*TO DO*
Below are the records. Restate word for word every line from the one that contains "Serialize everything readable" through the final line, both included.

----- EXTRACTED ENTRIES -----

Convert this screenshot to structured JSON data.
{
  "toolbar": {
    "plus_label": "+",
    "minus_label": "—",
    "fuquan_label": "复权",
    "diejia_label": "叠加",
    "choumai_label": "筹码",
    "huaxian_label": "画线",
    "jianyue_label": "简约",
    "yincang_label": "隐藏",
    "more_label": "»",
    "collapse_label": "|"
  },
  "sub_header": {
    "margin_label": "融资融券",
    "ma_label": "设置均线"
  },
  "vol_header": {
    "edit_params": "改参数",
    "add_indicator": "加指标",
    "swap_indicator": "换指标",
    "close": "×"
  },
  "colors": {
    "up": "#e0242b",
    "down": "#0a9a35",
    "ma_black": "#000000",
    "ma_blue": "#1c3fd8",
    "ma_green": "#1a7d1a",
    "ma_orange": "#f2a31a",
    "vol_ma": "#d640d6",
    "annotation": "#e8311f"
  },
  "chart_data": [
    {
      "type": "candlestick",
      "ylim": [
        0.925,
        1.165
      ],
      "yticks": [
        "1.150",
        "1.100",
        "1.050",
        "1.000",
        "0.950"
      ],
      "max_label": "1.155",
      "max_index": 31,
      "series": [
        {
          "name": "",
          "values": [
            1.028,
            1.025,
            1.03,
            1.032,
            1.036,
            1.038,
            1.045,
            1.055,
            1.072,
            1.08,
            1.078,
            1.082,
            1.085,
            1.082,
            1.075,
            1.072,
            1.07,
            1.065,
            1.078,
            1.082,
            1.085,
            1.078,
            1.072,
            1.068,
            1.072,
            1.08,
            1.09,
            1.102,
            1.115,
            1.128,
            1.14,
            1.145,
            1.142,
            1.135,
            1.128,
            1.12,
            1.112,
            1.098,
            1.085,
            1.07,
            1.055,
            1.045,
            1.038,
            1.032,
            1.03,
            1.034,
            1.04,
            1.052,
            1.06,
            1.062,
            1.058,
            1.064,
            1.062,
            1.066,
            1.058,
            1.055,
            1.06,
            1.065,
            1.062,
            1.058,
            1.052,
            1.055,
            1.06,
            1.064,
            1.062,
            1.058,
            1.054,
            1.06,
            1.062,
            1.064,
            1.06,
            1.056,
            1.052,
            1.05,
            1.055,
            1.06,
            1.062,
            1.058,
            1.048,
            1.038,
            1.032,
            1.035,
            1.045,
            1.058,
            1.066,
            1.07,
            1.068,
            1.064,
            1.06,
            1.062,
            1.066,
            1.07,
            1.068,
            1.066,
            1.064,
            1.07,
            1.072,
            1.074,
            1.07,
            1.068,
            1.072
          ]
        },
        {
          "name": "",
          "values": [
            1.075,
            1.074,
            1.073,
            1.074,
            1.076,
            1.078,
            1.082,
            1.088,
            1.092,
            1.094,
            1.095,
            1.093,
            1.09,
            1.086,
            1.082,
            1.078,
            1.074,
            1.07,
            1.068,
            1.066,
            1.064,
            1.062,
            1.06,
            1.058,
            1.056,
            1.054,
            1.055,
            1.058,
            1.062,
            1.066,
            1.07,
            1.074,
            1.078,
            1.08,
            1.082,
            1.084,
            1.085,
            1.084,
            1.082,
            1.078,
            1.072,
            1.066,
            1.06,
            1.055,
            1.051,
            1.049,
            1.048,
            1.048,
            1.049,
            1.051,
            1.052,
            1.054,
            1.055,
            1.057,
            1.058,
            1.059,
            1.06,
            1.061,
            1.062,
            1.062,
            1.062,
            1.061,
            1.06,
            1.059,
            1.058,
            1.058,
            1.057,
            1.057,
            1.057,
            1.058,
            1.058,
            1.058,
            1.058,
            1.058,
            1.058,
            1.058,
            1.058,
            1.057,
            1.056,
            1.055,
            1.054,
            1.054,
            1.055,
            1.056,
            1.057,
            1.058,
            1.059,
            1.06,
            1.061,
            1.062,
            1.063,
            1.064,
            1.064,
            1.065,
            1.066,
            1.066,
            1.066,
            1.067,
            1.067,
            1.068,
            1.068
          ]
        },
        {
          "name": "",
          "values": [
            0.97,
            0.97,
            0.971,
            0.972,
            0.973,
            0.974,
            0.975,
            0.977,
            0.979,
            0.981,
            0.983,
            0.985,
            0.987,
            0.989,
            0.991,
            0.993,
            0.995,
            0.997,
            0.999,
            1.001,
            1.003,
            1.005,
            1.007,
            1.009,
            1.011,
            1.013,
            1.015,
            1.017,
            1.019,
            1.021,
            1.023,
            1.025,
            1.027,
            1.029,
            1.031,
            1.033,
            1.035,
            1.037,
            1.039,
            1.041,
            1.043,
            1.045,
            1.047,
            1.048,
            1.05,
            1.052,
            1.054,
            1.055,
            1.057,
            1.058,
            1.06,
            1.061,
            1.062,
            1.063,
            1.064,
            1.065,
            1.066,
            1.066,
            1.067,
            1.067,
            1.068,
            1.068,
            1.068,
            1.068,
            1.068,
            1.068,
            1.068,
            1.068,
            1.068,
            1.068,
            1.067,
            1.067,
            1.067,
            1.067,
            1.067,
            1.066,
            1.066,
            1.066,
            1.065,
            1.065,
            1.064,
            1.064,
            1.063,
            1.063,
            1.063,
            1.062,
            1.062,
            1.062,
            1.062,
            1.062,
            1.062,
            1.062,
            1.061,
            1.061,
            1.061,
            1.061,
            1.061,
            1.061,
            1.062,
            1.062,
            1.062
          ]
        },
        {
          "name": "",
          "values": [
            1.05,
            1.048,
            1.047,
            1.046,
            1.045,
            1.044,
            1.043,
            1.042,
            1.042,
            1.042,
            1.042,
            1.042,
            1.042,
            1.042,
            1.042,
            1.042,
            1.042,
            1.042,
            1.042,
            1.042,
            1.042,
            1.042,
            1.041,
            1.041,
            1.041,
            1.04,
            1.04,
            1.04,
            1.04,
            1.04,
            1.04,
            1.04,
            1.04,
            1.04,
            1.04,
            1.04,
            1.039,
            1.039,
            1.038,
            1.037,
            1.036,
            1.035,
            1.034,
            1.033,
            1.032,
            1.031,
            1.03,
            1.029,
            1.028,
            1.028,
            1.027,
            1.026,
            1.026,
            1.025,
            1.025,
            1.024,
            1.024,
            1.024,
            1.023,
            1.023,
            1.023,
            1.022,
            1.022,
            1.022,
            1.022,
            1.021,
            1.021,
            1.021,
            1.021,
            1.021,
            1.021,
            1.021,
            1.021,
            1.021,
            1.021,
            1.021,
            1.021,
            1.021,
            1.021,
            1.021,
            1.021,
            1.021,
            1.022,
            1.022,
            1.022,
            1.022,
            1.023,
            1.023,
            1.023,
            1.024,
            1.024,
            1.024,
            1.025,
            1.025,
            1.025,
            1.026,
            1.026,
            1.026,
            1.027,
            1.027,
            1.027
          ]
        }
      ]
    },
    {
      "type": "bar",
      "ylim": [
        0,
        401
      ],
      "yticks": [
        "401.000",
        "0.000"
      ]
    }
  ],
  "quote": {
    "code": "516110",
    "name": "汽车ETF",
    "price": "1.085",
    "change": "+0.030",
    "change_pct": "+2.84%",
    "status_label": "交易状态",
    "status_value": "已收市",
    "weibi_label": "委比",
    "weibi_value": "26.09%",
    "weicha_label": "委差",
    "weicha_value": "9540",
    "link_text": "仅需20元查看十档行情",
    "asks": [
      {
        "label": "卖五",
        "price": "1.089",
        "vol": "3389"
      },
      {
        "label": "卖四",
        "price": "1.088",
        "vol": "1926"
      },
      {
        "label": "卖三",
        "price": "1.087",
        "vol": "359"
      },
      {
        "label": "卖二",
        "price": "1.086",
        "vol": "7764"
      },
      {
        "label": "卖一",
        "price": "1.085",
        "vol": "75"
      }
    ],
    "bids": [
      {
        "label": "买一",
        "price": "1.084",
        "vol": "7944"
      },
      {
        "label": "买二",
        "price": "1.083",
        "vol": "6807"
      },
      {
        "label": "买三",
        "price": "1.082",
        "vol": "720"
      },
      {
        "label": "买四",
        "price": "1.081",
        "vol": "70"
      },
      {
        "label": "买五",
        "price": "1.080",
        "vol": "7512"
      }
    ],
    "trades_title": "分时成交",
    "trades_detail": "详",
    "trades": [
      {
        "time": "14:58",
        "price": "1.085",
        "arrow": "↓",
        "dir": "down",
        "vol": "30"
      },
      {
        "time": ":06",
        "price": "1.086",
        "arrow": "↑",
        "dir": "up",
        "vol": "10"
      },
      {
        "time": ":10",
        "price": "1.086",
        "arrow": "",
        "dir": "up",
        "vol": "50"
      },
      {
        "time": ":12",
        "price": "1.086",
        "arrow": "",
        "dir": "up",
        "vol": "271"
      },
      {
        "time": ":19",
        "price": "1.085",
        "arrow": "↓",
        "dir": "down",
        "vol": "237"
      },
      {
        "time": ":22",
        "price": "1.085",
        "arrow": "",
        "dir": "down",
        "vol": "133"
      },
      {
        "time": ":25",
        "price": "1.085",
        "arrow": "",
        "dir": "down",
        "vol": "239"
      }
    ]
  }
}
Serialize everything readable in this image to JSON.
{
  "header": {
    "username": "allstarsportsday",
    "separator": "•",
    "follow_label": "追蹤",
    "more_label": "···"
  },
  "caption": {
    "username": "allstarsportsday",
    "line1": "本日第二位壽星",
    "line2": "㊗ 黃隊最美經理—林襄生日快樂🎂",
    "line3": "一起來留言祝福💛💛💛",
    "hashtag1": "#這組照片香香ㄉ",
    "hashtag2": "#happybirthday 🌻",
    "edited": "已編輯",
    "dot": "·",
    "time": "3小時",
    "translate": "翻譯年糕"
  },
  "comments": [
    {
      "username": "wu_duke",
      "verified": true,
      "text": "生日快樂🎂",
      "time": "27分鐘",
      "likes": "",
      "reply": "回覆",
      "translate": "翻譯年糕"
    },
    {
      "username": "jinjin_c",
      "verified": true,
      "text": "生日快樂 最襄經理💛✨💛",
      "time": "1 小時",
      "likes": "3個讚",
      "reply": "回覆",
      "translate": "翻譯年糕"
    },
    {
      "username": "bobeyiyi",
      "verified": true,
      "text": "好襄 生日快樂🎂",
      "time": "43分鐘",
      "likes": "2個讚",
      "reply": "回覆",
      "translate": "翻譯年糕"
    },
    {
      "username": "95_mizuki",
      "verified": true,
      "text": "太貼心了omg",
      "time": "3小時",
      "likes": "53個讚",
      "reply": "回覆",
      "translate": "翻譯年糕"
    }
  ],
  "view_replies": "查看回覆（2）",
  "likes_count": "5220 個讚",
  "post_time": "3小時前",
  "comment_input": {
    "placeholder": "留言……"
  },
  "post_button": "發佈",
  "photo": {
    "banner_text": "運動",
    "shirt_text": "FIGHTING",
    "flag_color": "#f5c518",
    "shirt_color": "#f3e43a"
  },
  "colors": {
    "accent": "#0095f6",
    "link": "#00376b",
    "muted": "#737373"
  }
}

-----

*WRITTEN RESPONSE*
Serialize everything readable in this image to JSON.
{
  "header": {
    "username": "allstarsportsday",
    "separator": "•",
    "follow_label": "追蹤",
    "more_label": "···"
  },
  "caption": {
    "username": "allstarsportsday",
    "line1": "本日第二位壽星",
    "line2": "㊗ 黃隊最美經理—林襄生日快樂🎂",
    "line3": "一起來留言祝福💛💛💛",
    "hashtag1": "#這組照片香香ㄉ",
    "hashtag2": "#happybirthday 🌻",
    "edited": "已編輯",
    "dot": "·",
    "time": "3小時",
    "translate": "翻譯年糕"
  },
  "comments": [
    {
      "username": "wu_duke",
      "verified": true,
      "text": "生日快樂🎂",
      "time": "27分鐘",
      "likes": "",
      "reply": "回覆",
      "translate": "翻譯年糕"
    },
    {
      "username": "jinjin_c",
      "verified": true,
      "text": "生日快樂 最襄經理💛✨💛",
      "time": "1 小時",
      "likes": "3個讚",
      "reply": "回覆",
      "translate": "翻譯年糕"
    },
    {
      "username": "bobeyiyi",
      "verified": true,
      "text": "好襄 生日快樂🎂",
      "time": "43分鐘",
      "likes": "2個讚",
      "reply": "回覆",
      "translate": "翻譯年糕"
    },
    {
      "username": "95_mizuki",
      "verified": true,
      "text": "太貼心了omg",
      "time": "3小時",
      "likes": "53個讚",
      "reply": "回覆",
      "translate": "翻譯年糕"
    }
  ],
  "view_replies": "查看回覆（2）",
  "likes_count": "5220 個讚",
  "post_time": "3小時前",
  "comment_input": {
    "placeholder": "留言……"
  },
  "post_button": "發佈",
  "photo": {
    "banner_text": "運動",
    "shirt_text": "FIGHTING",
    "flag_color": "#f5c518",
    "shirt_color": "#f3e43a"
  },
  "colors": {
    "accent": "#0095f6",
    "link": "#00376b",
    "muted": "#737373"
  }
}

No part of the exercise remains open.